_What the task requires_. Reproduce all entries verbatim, with nothing added or dropped.

_Stored data_.
>> Begin
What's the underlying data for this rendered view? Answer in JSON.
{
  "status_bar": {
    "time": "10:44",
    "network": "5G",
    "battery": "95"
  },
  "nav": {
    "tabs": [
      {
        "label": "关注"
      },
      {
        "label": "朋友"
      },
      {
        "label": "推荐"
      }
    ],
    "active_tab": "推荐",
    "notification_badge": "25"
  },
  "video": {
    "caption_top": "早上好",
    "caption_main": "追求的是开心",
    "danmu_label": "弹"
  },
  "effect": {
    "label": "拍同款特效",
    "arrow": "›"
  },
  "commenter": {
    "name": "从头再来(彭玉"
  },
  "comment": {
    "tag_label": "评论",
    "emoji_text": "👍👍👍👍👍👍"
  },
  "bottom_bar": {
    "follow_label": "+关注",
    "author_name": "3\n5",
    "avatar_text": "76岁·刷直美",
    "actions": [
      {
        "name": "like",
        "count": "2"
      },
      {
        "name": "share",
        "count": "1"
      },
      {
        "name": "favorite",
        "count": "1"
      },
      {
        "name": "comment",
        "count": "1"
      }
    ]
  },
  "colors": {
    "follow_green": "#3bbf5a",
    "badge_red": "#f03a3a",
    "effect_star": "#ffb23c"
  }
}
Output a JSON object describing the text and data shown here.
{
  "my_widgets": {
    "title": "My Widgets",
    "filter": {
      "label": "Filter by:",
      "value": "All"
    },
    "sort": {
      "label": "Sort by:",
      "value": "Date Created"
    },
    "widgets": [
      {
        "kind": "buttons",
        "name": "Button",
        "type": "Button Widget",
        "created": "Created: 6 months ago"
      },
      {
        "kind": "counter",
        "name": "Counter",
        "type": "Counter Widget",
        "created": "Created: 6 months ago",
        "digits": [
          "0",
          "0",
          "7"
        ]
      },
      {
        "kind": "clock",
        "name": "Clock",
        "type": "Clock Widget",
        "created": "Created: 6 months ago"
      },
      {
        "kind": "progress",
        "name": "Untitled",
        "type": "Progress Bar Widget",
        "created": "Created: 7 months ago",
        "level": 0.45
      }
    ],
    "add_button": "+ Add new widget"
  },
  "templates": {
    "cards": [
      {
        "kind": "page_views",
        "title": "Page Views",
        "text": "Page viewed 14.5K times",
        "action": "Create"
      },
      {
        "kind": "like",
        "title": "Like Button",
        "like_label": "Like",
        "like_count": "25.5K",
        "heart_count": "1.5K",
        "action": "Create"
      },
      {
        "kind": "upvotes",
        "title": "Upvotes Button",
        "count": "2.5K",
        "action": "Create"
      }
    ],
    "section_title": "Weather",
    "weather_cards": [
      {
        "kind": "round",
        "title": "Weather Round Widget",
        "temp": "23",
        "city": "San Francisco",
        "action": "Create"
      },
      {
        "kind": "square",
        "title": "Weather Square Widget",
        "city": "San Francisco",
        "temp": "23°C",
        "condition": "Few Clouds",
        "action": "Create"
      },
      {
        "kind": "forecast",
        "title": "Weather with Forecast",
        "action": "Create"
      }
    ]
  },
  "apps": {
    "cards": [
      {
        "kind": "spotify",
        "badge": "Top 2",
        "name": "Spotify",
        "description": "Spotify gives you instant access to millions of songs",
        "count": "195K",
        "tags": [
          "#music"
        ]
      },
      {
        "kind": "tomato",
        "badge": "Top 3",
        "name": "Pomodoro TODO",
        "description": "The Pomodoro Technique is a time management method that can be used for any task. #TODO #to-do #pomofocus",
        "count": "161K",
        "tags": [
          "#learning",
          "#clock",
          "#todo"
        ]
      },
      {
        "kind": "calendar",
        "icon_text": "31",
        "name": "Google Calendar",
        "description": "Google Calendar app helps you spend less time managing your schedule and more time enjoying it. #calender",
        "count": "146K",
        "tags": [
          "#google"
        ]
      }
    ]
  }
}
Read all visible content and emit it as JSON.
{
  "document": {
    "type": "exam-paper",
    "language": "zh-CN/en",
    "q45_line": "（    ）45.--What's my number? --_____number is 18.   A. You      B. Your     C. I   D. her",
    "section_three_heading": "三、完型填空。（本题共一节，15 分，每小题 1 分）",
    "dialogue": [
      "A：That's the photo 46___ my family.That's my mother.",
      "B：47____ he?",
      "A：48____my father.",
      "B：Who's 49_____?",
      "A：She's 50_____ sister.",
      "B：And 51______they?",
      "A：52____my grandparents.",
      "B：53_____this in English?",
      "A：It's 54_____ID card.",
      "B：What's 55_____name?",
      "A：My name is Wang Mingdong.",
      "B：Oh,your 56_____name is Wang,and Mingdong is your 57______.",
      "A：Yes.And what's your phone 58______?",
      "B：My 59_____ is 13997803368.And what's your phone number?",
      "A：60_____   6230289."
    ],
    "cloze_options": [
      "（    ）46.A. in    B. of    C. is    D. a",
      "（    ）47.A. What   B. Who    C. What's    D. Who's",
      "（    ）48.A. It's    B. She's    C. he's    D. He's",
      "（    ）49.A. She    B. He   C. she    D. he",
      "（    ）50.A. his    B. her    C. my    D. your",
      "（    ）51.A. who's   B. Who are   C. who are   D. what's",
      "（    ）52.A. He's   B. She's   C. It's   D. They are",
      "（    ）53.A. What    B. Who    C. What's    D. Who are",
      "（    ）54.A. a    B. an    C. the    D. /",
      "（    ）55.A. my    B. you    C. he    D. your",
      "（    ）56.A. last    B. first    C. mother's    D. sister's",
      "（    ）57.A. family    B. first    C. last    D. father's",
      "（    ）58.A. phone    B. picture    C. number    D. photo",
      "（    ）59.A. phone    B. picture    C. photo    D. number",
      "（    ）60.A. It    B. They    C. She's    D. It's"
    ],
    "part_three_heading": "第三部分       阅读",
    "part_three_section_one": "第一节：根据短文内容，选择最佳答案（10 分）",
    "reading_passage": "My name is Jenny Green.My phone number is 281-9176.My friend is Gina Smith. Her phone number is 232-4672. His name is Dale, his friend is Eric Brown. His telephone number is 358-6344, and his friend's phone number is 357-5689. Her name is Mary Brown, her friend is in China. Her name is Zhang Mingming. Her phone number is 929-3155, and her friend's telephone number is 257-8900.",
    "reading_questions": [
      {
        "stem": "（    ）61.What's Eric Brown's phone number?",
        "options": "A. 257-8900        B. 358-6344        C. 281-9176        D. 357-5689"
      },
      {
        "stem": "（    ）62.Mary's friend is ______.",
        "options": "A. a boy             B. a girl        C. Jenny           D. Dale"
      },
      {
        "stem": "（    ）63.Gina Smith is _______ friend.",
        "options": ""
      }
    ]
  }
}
>> End
_Output of the exercise_.
What's the underlying data for this rendered view? Answer in JSON.
{
  "status_bar": {
    "time": "10:44",
    "network": "5G",
    "battery": "95"
  },
  "nav": {
    "tabs": [
      {
        "label": "关注"
      },
      {
        "label": "朋友"
      },
      {
        "label": "推荐"
      }
    ],
    "active_tab": "推荐",
    "notification_badge": "25"
  },
  "video": {
    "caption_top": "早上好",
    "caption_main": "追求的是开心",
    "danmu_label": "弹"
  },
  "effect": {
    "label": "拍同款特效",
    "arrow": "›"
  },
  "commenter": {
    "name": "从头再来(彭玉"
  },
  "comment": {
    "tag_label": "评论",
    "emoji_text": "👍👍👍👍👍👍"
  },
  "bottom_bar": {
    "follow_label": "+关注",
    "author_name": "3\n5",
    "avatar_text": "76岁·刷直美",
    "actions": [
      {
        "name": "like",
        "count": "2"
      },
      {
        "name": "share",
        "count": "1"
      },
      {
        "name": "favorite",
        "count": "1"
      },
      {
        "name": "comment",
        "count": "1"
      }
    ]
  },
  "colors": {
    "follow_green": "#3bbf5a",
    "badge_red": "#f03a3a",
    "effect_star": "#ffb23c"
  }
}
Output a JSON object describing the text and data shown here.
{
  "my_widgets": {
    "title": "My Widgets",
    "filter": {
      "label": "Filter by:",
      "value": "All"
    },
    "sort": {
      "label": "Sort by:",
      "value": "Date Created"
    },
    "widgets": [
      {
        "kind": "buttons",
        "name": "Button",
        "type": "Button Widget",
        "created": "Created: 6 months ago"
      },
      {
        "kind": "counter",
        "name": "Counter",
        "type": "Counter Widget",
        "created": "Created: 6 months ago",
        "digits": [
          "0",
          "0",
          "7"
        ]
      },
      {
        "kind": "clock",
        "name": "Clock",
        "type": "Clock Widget",
        "created": "Created: 6 months ago"
      },
      {
        "kind": "progress",
        "name": "Untitled",
        "type": "Progress Bar Widget",
        "created": "Created: 7 months ago",
        "level": 0.45
      }
    ],
    "add_button": "+ Add new widget"
  },
  "templates": {
    "cards": [
      {
        "kind": "page_views",
        "title": "Page Views",
        "text": "Page viewed 14.5K times",
        "action": "Create"
      },
      {
        "kind": "like",
        "title": "Like Button",
        "like_label": "Like",
        "like_count": "25.5K",
        "heart_count": "1.5K",
        "action": "Create"
      },
      {
        "kind": "upvotes",
        "title": "Upvotes Button",
        "count": "2.5K",
        "action": "Create"
      }
    ],
    "section_title": "Weather",
    "weather_cards": [
      {
        "kind": "round",
        "title": "Weather Round Widget",
        "temp": "23",
        "city": "San Francisco",
        "action": "Create"
      },
      {
        "kind": "square",
        "title": "Weather Square Widget",
        "city": "San Francisco",
        "temp": "23°C",
        "condition": "Few Clouds",
        "action": "Create"
      },
      {
        "kind": "forecast",
        "title": "Weather with Forecast",
        "action": "Create"
      }
    ]
  },
  "apps": {
    "cards": [
      {
        "kind": "spotify",
        "badge": "Top 2",
        "name": "Spotify",
        "description": "Spotify gives you instant access to millions of songs",
        "count": "195K",
        "tags": [
          "#music"
        ]
      },
      {
        "kind": "tomato",
        "badge": "Top 3",
        "name": "Pomodoro TODO",
        "description": "The Pomodoro Technique is a time management method that can be used for any task. #TODO #to-do #pomofocus",
        "count": "161K",
        "tags": [
          "#learning",
          "#clock",
          "#todo"
        ]
      },
      {
        "kind": "calendar",
        "icon_text": "31",
        "name": "Google Calendar",
        "description": "Google Calendar app helps you spend less time managing your schedule and more time enjoying it. #calender",
        "count": "146K",
        "tags": [
          "#google"
        ]
      }
    ]
  }
}
Read all visible content and emit it as JSON.
{
  "document": {
    "type": "exam-paper",
    "language": "zh-CN/en",
    "q45_line": "（    ）45.--What's my number? --_____number is 18.   A. You      B. Your     C. I   D. her",
    "section_three_heading": "三、完型填空。（本题共一节，15 分，每小题 1 分）",
    "dialogue": [
      "A：That's the photo 46___ my family.That's my mother.",
      "B：47____ he?",
      "A：48____my father.",
      "B：Who's 49_____?",
      "A：She's 50_____ sister.",
      "B：And 51______they?",
      "A：52____my grandparents.",
      "B：53_____this in English?",
      "A：It's 54_____ID card.",
      "B：What's 55_____name?",
      "A：My name is Wang Mingdong.",
      "B：Oh,your 56_____name is Wang,and Mingdong is your 57______.",
      "A：Yes.And what's your phone 58______?",
      "B：My 59_____ is 13997803368.And what's your phone number?",
      "A：60_____   6230289."
    ],
    "cloze_options": [
      "（    ）46.A. in    B. of    C. is    D. a",
      "（    ）47.A. What   B. Who    C. What's    D. Who's",
      "（    ）48.A. It's    B. She's    C. he's    D. He's",
      "（    ）49.A. She    B. He   C. she    D. he",
      "（    ）50.A. his    B. her    C. my    D. your",
      "（    ）51.A. who's   B. Who are   C. who are   D. what's",
      "（    ）52.A. He's   B. She's   C. It's   D. They are",
      "（    ）53.A. What    B. Who    C. What's    D. Who are",
      "（    ）54.A. a    B. an    C. the    D. /",
      "（    ）55.A. my    B. you    C. he    D. your",
      "（    ）56.A. last    B. first    C. mother's    D. sister's",
      "（    ）57.A. family    B. first    C. last    D. father's",
      "（    ）58.A. phone    B. picture    C. number    D. photo",
      "（    ）59.A. phone    B. picture    C. photo    D. number",
      "（    ）60.A. It    B. They    C. She's    D. It's"
    ],
    "part_three_heading": "第三部分       阅读",
    "part_three_section_one": "第一节：根据短文内容，选择最佳答案（10 分）",
    "reading_passage": "My name is Jenny Green.My phone number is 281-9176.My friend is Gina Smith. Her phone number is 232-4672. His name is Dale, his friend is Eric Brown. His telephone number is 358-6344, and his friend's phone number is 357-5689. Her name is Mary Brown, her friend is in China. Her name is Zhang Mingming. Her phone number is 929-3155, and her friend's telephone number is 257-8900.",
    "reading_questions": [
      {
        "stem": "（    ）61.What's Eric Brown's phone number?",
        "options": "A. 257-8900        B. 358-6344        C. 281-9176        D. 357-5689"
      },
      {
        "stem": "（    ）62.Mary's friend is ______.",
        "options": "A. a boy             B. a girl        C. Jenny           D. Dale"
      },
      {
        "stem": "（    ）63.Gina Smith is _______ friend.",
        "options": ""
      }
    ]
  }
}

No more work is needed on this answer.